The request >> Every line from the one with "Transcribe the text in this document." through the end of the records below should be restated word for word, and nothing outside that span.

Dataset rows:
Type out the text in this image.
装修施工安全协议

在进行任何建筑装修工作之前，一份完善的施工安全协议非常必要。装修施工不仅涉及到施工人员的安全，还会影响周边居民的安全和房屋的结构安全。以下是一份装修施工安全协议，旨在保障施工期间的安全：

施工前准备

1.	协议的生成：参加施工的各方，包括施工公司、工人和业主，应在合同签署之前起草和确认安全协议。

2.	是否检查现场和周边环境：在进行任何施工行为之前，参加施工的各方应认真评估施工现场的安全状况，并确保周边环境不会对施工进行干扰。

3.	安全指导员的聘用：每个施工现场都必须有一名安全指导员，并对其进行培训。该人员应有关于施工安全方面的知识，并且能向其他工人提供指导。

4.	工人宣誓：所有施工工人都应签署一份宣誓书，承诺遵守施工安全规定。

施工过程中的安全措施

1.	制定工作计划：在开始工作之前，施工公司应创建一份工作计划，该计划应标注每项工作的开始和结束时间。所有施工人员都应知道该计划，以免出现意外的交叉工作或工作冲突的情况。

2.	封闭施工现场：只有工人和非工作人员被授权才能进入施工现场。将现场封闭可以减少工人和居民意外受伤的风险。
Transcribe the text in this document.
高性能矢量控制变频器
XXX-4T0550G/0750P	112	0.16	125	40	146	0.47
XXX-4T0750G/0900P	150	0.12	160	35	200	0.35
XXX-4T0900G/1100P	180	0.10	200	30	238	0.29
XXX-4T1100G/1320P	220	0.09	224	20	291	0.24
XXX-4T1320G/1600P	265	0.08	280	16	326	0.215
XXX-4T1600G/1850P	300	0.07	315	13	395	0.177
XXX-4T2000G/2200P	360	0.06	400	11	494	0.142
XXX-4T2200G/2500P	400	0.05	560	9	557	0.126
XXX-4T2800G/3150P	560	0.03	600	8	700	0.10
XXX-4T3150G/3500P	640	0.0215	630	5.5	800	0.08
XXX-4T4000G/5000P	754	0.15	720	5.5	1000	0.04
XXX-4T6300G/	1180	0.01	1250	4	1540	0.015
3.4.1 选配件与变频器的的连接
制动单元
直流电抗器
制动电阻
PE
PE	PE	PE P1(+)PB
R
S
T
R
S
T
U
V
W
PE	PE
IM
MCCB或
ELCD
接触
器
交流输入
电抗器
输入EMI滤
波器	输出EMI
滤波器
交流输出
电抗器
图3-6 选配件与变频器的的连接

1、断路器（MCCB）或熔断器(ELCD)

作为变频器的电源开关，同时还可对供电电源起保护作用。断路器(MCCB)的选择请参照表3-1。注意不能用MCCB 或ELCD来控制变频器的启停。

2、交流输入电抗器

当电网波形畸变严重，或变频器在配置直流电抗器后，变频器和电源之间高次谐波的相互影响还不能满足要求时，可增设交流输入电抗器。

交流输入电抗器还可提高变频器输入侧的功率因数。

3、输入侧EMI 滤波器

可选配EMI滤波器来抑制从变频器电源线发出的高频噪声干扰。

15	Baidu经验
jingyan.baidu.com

Written reply >>
Transcribe the text in this document.
高性能矢量控制变频器
XXX-4T0550G/0750P	112	0.16	125	40	146	0.47
XXX-4T0750G/0900P	150	0.12	160	35	200	0.35
XXX-4T0900G/1100P	180	0.10	200	30	238	0.29
XXX-4T1100G/1320P	220	0.09	224	20	291	0.24
XXX-4T1320G/1600P	265	0.08	280	16	326	0.215
XXX-4T1600G/1850P	300	0.07	315	13	395	0.177
XXX-4T2000G/2200P	360	0.06	400	11	494	0.142
XXX-4T2200G/2500P	400	0.05	560	9	557	0.126
XXX-4T2800G/3150P	560	0.03	600	8	700	0.10
XXX-4T3150G/3500P	640	0.0215	630	5.5	800	0.08
XXX-4T4000G/5000P	754	0.15	720	5.5	1000	0.04
XXX-4T6300G/	1180	0.01	1250	4	1540	0.015
3.4.1 选配件与变频器的的连接
制动单元
直流电抗器
制动电阻
PE
PE	PE	PE P1(+)PB
R
S
T
R
S
T
U
V
W
PE	PE
IM
MCCB或
ELCD
接触
器
交流输入
电抗器
输入EMI滤
波器	输出EMI
滤波器
交流输出
电抗器
图3-6 选配件与变频器的的连接

1、断路器（MCCB）或熔断器(ELCD)

作为变频器的电源开关，同时还可对供电电源起保护作用。断路器(MCCB)的选择请参照表3-1。注意不能用MCCB 或ELCD来控制变频器的启停。

2、交流输入电抗器

当电网波形畸变严重，或变频器在配置直流电抗器后，变频器和电源之间高次谐波的相互影响还不能满足要求时，可增设交流输入电抗器。

交流输入电抗器还可提高变频器输入侧的功率因数。

3、输入侧EMI 滤波器

可选配EMI滤波器来抑制从变频器电源线发出的高频噪声干扰。

15	Baidu经验
jingyan.baidu.com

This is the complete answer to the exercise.